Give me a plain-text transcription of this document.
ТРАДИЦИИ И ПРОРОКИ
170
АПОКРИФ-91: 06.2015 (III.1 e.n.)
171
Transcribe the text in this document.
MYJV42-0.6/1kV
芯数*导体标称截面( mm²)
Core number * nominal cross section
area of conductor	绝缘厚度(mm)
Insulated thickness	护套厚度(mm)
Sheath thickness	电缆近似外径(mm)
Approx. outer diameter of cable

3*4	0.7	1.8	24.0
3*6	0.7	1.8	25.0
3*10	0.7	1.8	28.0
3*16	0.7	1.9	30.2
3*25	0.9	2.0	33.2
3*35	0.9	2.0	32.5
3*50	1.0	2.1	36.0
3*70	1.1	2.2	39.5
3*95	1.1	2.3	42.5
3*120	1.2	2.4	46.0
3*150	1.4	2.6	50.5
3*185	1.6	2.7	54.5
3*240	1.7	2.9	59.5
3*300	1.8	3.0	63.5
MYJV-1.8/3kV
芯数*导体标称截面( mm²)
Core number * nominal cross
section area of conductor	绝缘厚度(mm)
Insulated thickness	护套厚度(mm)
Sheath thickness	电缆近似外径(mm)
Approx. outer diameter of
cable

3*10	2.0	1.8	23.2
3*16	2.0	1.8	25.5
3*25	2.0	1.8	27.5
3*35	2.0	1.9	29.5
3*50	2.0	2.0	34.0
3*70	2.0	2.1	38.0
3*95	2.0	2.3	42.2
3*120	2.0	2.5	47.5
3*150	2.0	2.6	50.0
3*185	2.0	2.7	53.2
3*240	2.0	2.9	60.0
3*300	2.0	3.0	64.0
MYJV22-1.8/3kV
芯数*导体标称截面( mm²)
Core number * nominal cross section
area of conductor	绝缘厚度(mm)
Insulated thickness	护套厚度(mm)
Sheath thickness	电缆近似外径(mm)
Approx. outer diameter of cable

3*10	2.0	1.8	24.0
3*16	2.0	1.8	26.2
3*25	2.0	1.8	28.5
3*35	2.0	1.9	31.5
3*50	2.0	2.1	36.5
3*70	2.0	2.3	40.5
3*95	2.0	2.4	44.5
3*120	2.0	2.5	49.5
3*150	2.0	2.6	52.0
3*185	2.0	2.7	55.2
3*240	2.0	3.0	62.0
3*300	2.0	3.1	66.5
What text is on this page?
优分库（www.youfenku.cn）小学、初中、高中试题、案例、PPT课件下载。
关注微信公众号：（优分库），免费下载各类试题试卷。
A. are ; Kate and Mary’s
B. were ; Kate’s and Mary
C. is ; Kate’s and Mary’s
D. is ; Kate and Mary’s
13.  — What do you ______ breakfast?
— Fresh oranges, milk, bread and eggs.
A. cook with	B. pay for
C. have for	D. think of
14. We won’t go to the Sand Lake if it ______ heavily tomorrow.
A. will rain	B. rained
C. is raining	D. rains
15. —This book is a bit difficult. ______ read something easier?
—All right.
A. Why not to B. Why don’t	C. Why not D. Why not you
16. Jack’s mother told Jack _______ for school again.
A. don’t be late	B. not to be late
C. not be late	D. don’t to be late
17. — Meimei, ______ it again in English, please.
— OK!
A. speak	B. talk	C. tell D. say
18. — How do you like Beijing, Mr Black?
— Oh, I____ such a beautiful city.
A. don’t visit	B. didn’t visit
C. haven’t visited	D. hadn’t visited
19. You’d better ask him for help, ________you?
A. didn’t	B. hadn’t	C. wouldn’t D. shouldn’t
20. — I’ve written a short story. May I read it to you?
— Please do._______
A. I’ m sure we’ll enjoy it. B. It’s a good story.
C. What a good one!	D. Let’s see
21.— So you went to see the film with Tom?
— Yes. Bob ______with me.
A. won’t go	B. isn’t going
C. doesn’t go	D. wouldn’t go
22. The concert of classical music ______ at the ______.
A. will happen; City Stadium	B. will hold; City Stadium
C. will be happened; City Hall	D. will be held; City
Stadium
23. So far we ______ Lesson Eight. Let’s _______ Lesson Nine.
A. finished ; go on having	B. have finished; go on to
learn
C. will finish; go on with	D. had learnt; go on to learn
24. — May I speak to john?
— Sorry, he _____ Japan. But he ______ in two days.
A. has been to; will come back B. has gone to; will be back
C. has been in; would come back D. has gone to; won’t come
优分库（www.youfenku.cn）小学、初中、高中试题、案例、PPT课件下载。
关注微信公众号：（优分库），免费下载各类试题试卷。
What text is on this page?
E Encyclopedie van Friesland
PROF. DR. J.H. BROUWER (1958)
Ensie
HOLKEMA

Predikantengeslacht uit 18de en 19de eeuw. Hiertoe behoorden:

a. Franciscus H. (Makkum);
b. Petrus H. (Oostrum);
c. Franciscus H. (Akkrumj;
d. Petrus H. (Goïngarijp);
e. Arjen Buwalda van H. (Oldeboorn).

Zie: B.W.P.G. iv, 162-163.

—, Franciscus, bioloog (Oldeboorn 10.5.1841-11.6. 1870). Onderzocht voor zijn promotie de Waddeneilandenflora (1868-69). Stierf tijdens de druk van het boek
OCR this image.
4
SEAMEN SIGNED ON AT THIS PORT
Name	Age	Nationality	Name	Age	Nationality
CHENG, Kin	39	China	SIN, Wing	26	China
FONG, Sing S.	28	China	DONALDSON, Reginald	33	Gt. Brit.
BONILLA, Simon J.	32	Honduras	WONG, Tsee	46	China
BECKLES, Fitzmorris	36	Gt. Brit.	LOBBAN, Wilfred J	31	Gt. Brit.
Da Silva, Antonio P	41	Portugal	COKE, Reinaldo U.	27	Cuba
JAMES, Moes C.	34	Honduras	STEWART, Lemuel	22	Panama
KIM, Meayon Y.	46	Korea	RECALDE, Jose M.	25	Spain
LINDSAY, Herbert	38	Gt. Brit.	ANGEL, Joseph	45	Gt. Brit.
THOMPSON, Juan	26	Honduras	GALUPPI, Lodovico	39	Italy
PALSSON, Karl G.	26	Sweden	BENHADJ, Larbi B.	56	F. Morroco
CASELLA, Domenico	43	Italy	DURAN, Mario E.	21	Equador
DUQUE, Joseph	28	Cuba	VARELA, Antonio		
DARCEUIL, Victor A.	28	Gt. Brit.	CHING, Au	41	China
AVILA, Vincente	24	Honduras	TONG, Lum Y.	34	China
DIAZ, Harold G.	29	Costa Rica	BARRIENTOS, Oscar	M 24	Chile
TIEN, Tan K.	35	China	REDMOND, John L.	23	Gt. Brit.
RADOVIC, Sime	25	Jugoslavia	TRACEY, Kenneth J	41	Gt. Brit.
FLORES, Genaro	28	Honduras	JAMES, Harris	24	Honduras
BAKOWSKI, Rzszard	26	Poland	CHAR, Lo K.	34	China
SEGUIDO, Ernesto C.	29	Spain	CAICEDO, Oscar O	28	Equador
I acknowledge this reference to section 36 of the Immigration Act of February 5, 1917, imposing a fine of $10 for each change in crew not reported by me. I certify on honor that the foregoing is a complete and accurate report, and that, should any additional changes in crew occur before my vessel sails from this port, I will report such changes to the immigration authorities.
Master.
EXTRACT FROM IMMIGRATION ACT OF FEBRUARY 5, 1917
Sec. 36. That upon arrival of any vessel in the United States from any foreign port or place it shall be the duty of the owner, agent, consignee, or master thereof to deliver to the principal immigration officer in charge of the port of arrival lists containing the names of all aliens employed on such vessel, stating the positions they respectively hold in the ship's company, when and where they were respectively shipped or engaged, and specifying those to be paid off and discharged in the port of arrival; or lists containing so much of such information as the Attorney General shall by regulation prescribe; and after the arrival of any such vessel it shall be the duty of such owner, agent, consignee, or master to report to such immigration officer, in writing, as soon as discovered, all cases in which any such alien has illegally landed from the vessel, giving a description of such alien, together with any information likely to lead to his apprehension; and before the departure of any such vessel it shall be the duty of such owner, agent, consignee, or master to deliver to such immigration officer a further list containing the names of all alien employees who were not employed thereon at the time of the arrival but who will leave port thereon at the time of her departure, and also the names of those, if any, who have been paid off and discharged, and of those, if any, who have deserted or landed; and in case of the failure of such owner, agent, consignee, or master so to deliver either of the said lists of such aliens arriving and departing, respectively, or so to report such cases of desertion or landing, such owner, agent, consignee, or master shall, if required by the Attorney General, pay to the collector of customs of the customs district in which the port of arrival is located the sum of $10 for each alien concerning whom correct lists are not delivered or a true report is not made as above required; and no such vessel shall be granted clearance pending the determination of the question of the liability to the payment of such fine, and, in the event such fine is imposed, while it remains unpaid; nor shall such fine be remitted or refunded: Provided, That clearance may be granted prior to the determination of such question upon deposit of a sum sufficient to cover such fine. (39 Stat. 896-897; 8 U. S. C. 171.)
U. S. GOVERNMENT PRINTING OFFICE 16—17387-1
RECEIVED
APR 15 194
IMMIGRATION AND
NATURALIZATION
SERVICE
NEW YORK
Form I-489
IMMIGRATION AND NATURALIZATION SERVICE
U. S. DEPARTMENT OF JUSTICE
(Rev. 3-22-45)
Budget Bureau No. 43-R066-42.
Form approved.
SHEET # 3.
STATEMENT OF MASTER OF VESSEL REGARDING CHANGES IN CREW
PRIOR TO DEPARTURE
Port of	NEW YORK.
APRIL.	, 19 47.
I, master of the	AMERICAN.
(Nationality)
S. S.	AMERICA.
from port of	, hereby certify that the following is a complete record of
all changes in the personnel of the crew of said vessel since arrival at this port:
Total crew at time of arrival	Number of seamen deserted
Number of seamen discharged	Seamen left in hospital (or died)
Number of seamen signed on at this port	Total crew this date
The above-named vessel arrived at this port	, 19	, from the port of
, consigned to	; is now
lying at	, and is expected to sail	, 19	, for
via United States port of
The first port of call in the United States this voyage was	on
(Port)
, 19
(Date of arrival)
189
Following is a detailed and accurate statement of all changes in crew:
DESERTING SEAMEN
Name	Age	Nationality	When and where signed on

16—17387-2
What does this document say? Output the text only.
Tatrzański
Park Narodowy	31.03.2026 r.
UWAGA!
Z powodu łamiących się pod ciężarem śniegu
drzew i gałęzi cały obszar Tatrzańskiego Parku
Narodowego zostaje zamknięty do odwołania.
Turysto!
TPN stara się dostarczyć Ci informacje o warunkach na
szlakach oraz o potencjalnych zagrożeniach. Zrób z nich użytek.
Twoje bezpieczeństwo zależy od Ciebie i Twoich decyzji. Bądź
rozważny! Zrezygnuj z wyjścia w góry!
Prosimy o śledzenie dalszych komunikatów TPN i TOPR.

[GIVEN REQUEST]
Return exactly the lines of the data, and only those, from the line with "What does this" through the last line, inclusive.

[THE OUTPUT]
What does this document say? Output the text only.
Tatrzański
Park Narodowy	31.03.2026 r.
UWAGA!
Z powodu łamiących się pod ciężarem śniegu
drzew i gałęzi cały obszar Tatrzańskiego Parku
Narodowego zostaje zamknięty do odwołania.
Turysto!
TPN stara się dostarczyć Ci informacje o warunkach na
szlakach oraz o potencjalnych zagrożeniach. Zrób z nich użytek.
Twoje bezpieczeństwo zależy od Ciebie i Twoich decyzji. Bądź
rozważny! Zrezygnuj z wyjścia w góry!
Prosimy o śledzenie dalszych komunikatów TPN i TOPR.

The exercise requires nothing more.